What you have to do. Can you transcribe every entry word for word, skipping the images?

Collected data entries
---

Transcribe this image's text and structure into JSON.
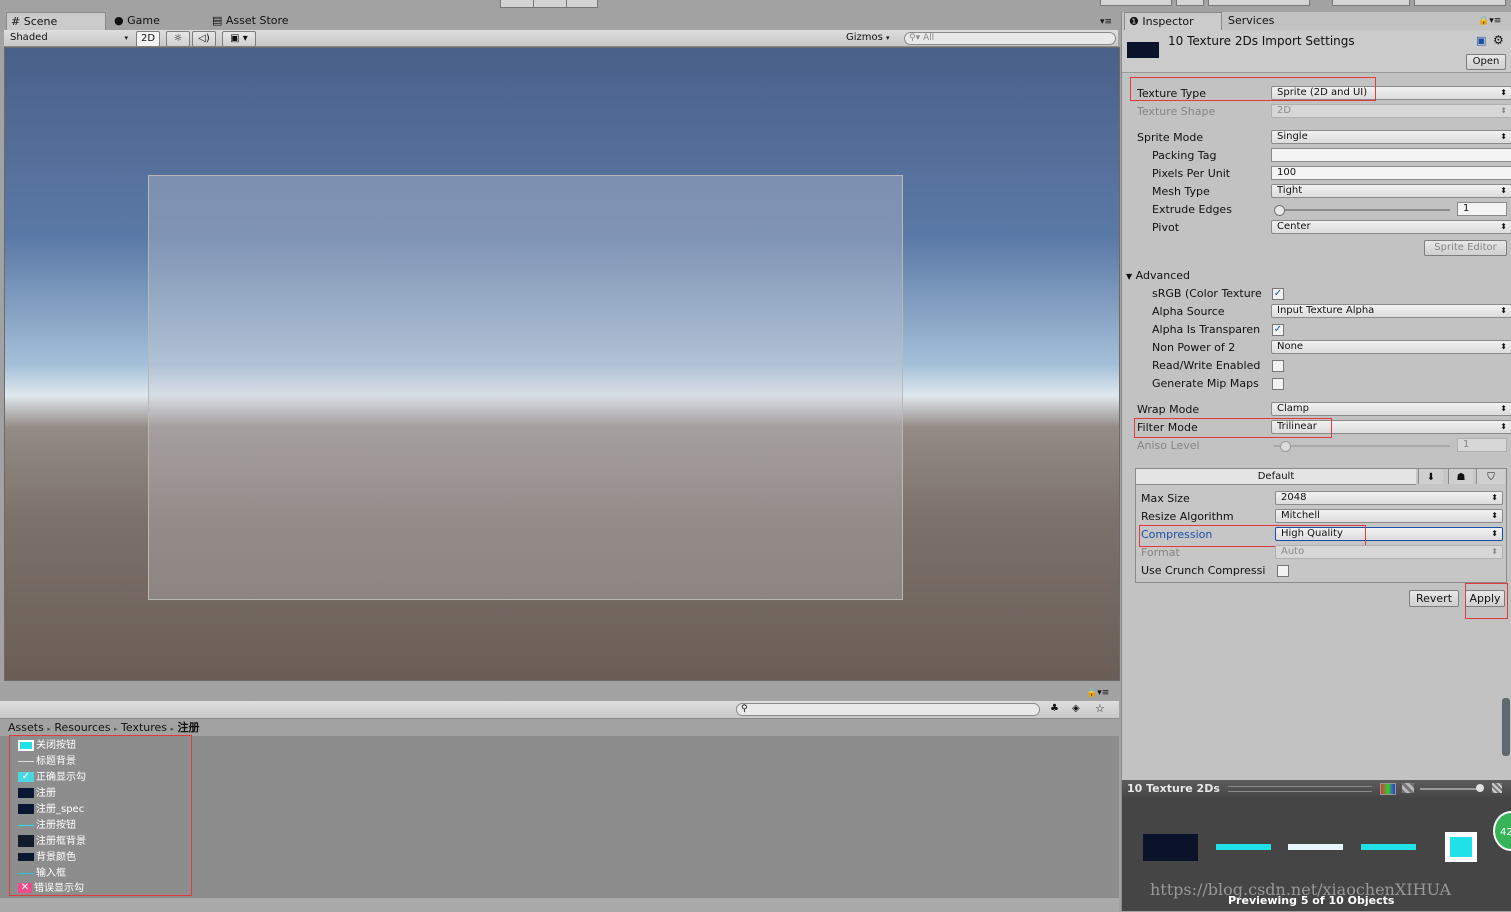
{
  "scene_tabs": {
    "scene": "Scene",
    "game": "Game",
    "asset_store": "Asset Store"
  },
  "scene_toolbar": {
    "shading": "Shaded",
    "mode_2d": "2D",
    "gizmos": "Gizmos",
    "search_placeholder": "All"
  },
  "inspector": {
    "tabs": {
      "inspector": "Inspector",
      "services": "Services"
    },
    "title": "10 Texture 2Ds Import Settings",
    "open": "Open",
    "texture_type": {
      "label": "Texture Type",
      "value": "Sprite (2D and UI)"
    },
    "texture_shape": {
      "label": "Texture Shape",
      "value": "2D"
    },
    "sprite_mode": {
      "label": "Sprite Mode",
      "value": "Single"
    },
    "packing_tag": {
      "label": "Packing Tag",
      "value": ""
    },
    "pixels_per_unit": {
      "label": "Pixels Per Unit",
      "value": "100"
    },
    "mesh_type": {
      "label": "Mesh Type",
      "value": "Tight"
    },
    "extrude_edges": {
      "label": "Extrude Edges",
      "value": "1"
    },
    "pivot": {
      "label": "Pivot",
      "value": "Center"
    },
    "sprite_editor": "Sprite Editor",
    "advanced": "Advanced",
    "srgb": {
      "label": "sRGB (Color Texture",
      "checked": true
    },
    "alpha_source": {
      "label": "Alpha Source",
      "value": "Input Texture Alpha"
    },
    "alpha_transparency": {
      "label": "Alpha Is Transparen",
      "checked": true
    },
    "non_power_of_2": {
      "label": "Non Power of 2",
      "value": "None"
    },
    "read_write": {
      "label": "Read/Write Enabled",
      "checked": false
    },
    "mip_maps": {
      "label": "Generate Mip Maps",
      "checked": false
    },
    "wrap_mode": {
      "label": "Wrap Mode",
      "value": "Clamp"
    },
    "filter_mode": {
      "label": "Filter Mode",
      "value": "Trilinear"
    },
    "aniso_level": {
      "label": "Aniso Level",
      "value": "1"
    },
    "platform": {
      "header": "Default",
      "max_size": {
        "label": "Max Size",
        "value": "2048"
      },
      "resize": {
        "label": "Resize Algorithm",
        "value": "Mitchell"
      },
      "compression": {
        "label": "Compression",
        "value": "High Quality"
      },
      "format": {
        "label": "Format",
        "value": "Auto"
      },
      "crunch": {
        "label": "Use Crunch Compressi",
        "checked": false
      }
    },
    "revert": "Revert",
    "apply": "Apply"
  },
  "preview": {
    "title": "10 Texture 2Ds",
    "caption": "Previewing 5 of 10 Objects",
    "badge": "42",
    "watermark": "https://blog.csdn.net/xiaochenXIHUA"
  },
  "project": {
    "breadcrumb": [
      "Assets",
      "Resources",
      "Textures",
      "注册"
    ],
    "assets": [
      "关闭按钮",
      "标题背景",
      "正确显示勾",
      "注册",
      "注册_spec",
      "注册按钮",
      "注册框背景",
      "背景颜色",
      "输入框",
      "错误显示勾"
    ]
  },
  "colors": {
    "accent": "#1a4fa8",
    "highlight": "#e23b3b",
    "sky_top": "#4d6690",
    "ground": "#6e6259"
  }
}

---

Reply to the exercise.
Transcribe this image's text and structure into JSON.
{
  "scene_tabs": {
    "scene": "Scene",
    "game": "Game",
    "asset_store": "Asset Store"
  },
  "scene_toolbar": {
    "shading": "Shaded",
    "mode_2d": "2D",
    "gizmos": "Gizmos",
    "search_placeholder": "All"
  },
  "inspector": {
    "tabs": {
      "inspector": "Inspector",
      "services": "Services"
    },
    "title": "10 Texture 2Ds Import Settings",
    "open": "Open",
    "texture_type": {
      "label": "Texture Type",
      "value": "Sprite (2D and UI)"
    },
    "texture_shape": {
      "label": "Texture Shape",
      "value": "2D"
    },
    "sprite_mode": {
      "label": "Sprite Mode",
      "value": "Single"
    },
    "packing_tag": {
      "label": "Packing Tag",
      "value": ""
    },
    "pixels_per_unit": {
      "label": "Pixels Per Unit",
      "value": "100"
    },
    "mesh_type": {
      "label": "Mesh Type",
      "value": "Tight"
    },
    "extrude_edges": {
      "label": "Extrude Edges",
      "value": "1"
    },
    "pivot": {
      "label": "Pivot",
      "value": "Center"
    },
    "sprite_editor": "Sprite Editor",
    "advanced": "Advanced",
    "srgb": {
      "label": "sRGB (Color Texture",
      "checked": true
    },
    "alpha_source": {
      "label": "Alpha Source",
      "value": "Input Texture Alpha"
    },
    "alpha_transparency": {
      "label": "Alpha Is Transparen",
      "checked": true
    },
    "non_power_of_2": {
      "label": "Non Power of 2",
      "value": "None"
    },
    "read_write": {
      "label": "Read/Write Enabled",
      "checked": false
    },
    "mip_maps": {
      "label": "Generate Mip Maps",
      "checked": false
    },
    "wrap_mode": {
      "label": "Wrap Mode",
      "value": "Clamp"
    },
    "filter_mode": {
      "label": "Filter Mode",
      "value": "Trilinear"
    },
    "aniso_level": {
      "label": "Aniso Level",
      "value": "1"
    },
    "platform": {
      "header": "Default",
      "max_size": {
        "label": "Max Size",
        "value": "2048"
      },
      "resize": {
        "label": "Resize Algorithm",
        "value": "Mitchell"
      },
      "compression": {
        "label": "Compression",
        "value": "High Quality"
      },
      "format": {
        "label": "Format",
        "value": "Auto"
      },
      "crunch": {
        "label": "Use Crunch Compressi",
        "checked": false
      }
    },
    "revert": "Revert",
    "apply": "Apply"
  },
  "preview": {
    "title": "10 Texture 2Ds",
    "caption": "Previewing 5 of 10 Objects",
    "badge": "42",
    "watermark": "https://blog.csdn.net/xiaochenXIHUA"
  },
  "project": {
    "breadcrumb": [
      "Assets",
      "Resources",
      "Textures",
      "注册"
    ],
    "assets": [
      "关闭按钮",
      "标题背景",
      "正确显示勾",
      "注册",
      "注册_spec",
      "注册按钮",
      "注册框背景",
      "背景颜色",
      "输入框",
      "错误显示勾"
    ]
  },
  "colors": {
    "accent": "#1a4fa8",
    "highlight": "#e23b3b",
    "sky_top": "#4d6690",
    "ground": "#6e6259"
  }
}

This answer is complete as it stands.